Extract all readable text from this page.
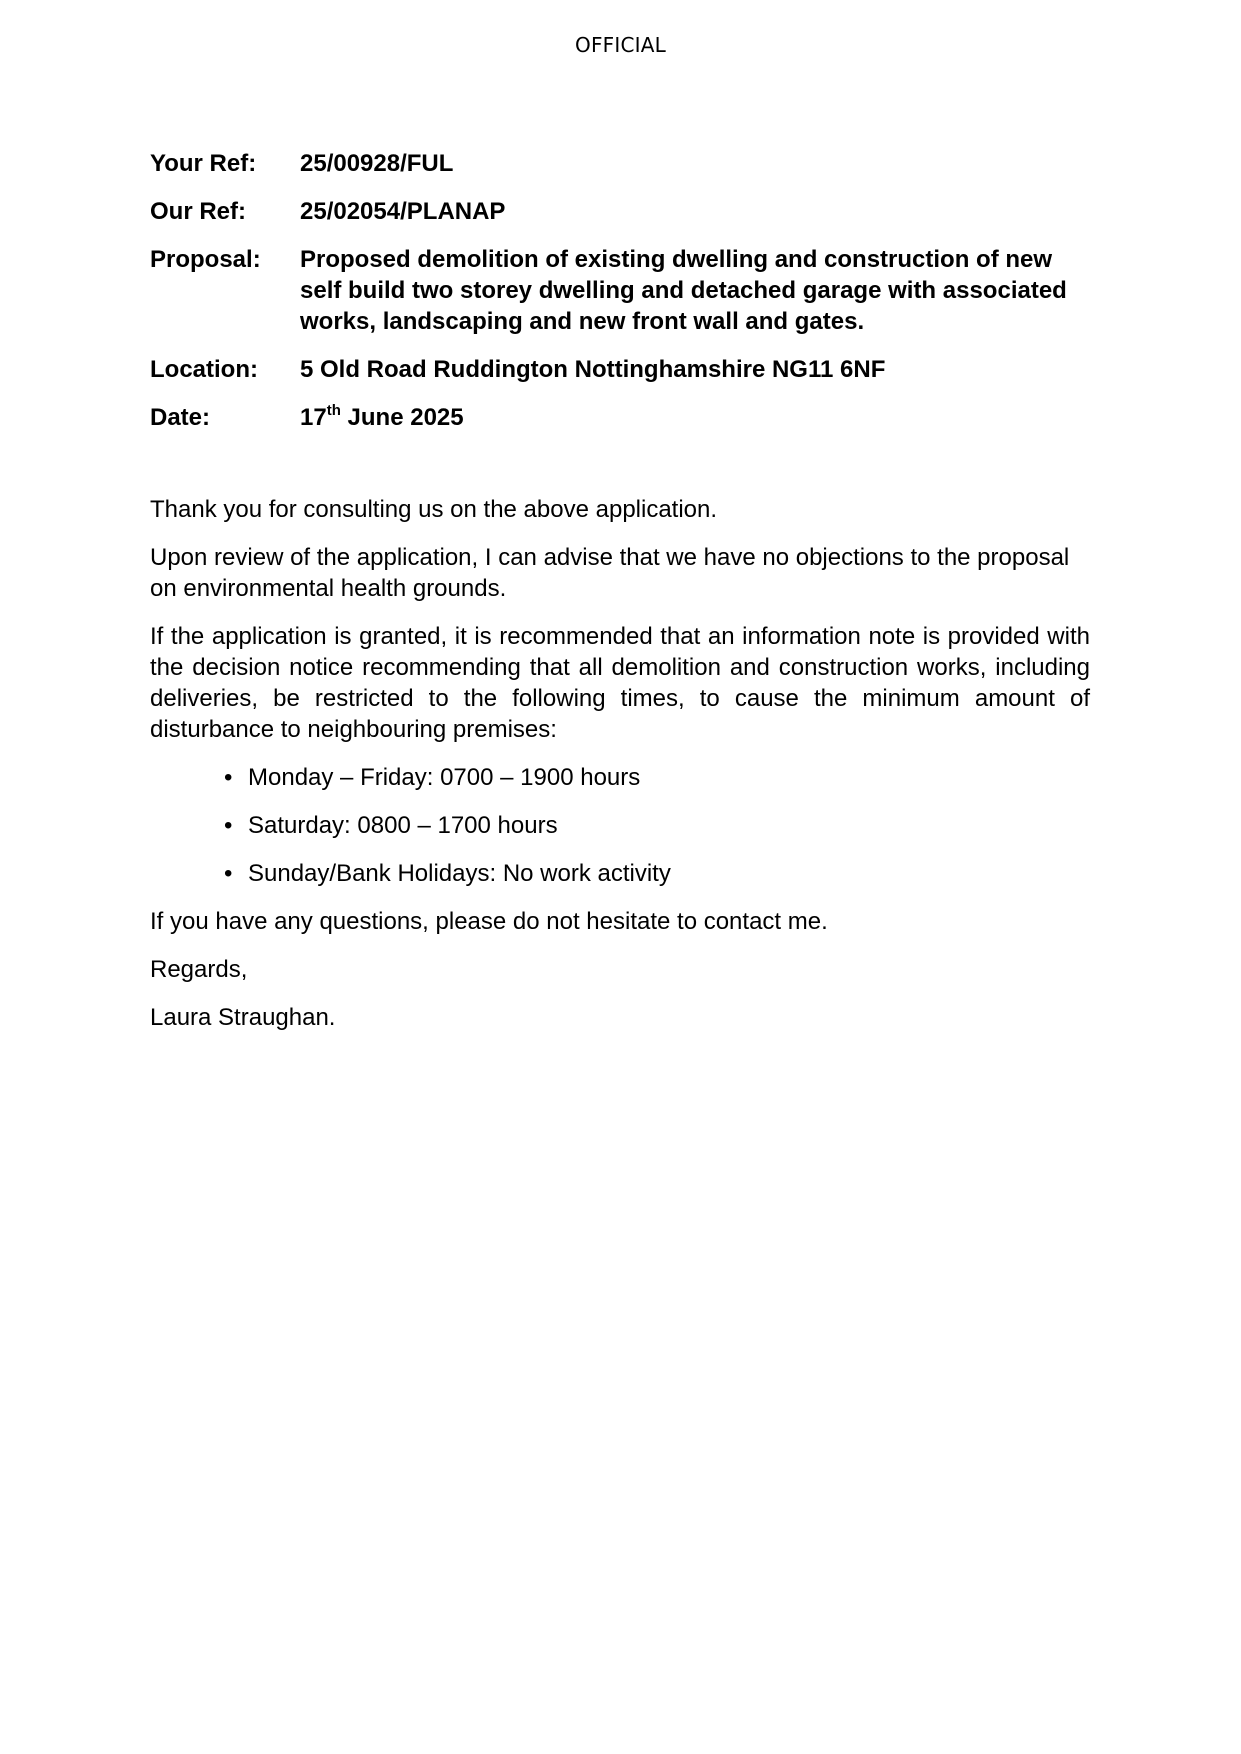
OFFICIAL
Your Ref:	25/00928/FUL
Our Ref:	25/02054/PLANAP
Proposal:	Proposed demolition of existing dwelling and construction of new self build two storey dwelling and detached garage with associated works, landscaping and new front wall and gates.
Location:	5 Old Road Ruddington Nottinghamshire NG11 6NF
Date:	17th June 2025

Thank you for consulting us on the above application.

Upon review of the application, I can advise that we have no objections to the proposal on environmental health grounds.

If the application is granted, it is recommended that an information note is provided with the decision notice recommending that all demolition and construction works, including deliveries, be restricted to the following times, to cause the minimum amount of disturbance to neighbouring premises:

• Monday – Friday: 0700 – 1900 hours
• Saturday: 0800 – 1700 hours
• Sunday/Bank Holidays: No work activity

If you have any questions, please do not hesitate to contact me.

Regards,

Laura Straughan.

=-=-=-=-=

— WRITTEN TASK —
Scan the records above for the string "construction", then report every line that contains it.

— THE ANSWER —
Proposal:	Proposed demolition of existing dwelling and construction of new self build two storey dwelling and detached garage with associated works, landscaping and new front wall and gates.
If the application is granted, it is recommended that an information note is provided with the decision notice recommending that all demolition and construction works, including deliveries, be restricted to the following times, to cause the minimum amount of disturbance to neighbouring premises:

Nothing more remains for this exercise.